- **WHAT IS NEEDED**
Return every record exactly as written.

______________________________

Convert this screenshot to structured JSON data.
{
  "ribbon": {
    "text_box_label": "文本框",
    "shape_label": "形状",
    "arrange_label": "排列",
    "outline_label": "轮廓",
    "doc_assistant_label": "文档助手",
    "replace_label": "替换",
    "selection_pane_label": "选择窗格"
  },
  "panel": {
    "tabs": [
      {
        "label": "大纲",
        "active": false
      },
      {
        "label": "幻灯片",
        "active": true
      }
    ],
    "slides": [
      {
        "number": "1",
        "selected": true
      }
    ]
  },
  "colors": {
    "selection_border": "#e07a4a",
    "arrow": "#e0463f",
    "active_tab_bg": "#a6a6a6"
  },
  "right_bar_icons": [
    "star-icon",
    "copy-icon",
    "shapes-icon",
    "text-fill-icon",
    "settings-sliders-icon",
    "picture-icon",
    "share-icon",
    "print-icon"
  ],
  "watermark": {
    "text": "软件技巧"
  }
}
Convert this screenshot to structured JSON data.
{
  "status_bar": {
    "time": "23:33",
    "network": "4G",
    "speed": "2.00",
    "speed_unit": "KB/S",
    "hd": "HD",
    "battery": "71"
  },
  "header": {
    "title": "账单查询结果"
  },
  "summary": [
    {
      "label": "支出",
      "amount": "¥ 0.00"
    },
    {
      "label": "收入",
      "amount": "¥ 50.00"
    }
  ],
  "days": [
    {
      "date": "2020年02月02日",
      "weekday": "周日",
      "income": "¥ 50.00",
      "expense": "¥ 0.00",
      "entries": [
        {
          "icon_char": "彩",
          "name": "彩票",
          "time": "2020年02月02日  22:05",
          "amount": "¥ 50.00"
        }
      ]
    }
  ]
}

______________________________

- **TASK OUTPUT**
Convert this screenshot to structured JSON data.
{
  "ribbon": {
    "text_box_label": "文本框",
    "shape_label": "形状",
    "arrange_label": "排列",
    "outline_label": "轮廓",
    "doc_assistant_label": "文档助手",
    "replace_label": "替换",
    "selection_pane_label": "选择窗格"
  },
  "panel": {
    "tabs": [
      {
        "label": "大纲",
        "active": false
      },
      {
        "label": "幻灯片",
        "active": true
      }
    ],
    "slides": [
      {
        "number": "1",
        "selected": true
      }
    ]
  },
  "colors": {
    "selection_border": "#e07a4a",
    "arrow": "#e0463f",
    "active_tab_bg": "#a6a6a6"
  },
  "right_bar_icons": [
    "star-icon",
    "copy-icon",
    "shapes-icon",
    "text-fill-icon",
    "settings-sliders-icon",
    "picture-icon",
    "share-icon",
    "print-icon"
  ],
  "watermark": {
    "text": "软件技巧"
  }
}
Convert this screenshot to structured JSON data.
{
  "status_bar": {
    "time": "23:33",
    "network": "4G",
    "speed": "2.00",
    "speed_unit": "KB/S",
    "hd": "HD",
    "battery": "71"
  },
  "header": {
    "title": "账单查询结果"
  },
  "summary": [
    {
      "label": "支出",
      "amount": "¥ 0.00"
    },
    {
      "label": "收入",
      "amount": "¥ 50.00"
    }
  ],
  "days": [
    {
      "date": "2020年02月02日",
      "weekday": "周日",
      "income": "¥ 50.00",
      "expense": "¥ 0.00",
      "entries": [
        {
          "icon_char": "彩",
          "name": "彩票",
          "time": "2020年02月02日  22:05",
          "amount": "¥ 50.00"
        }
      ]
    }
  ]
}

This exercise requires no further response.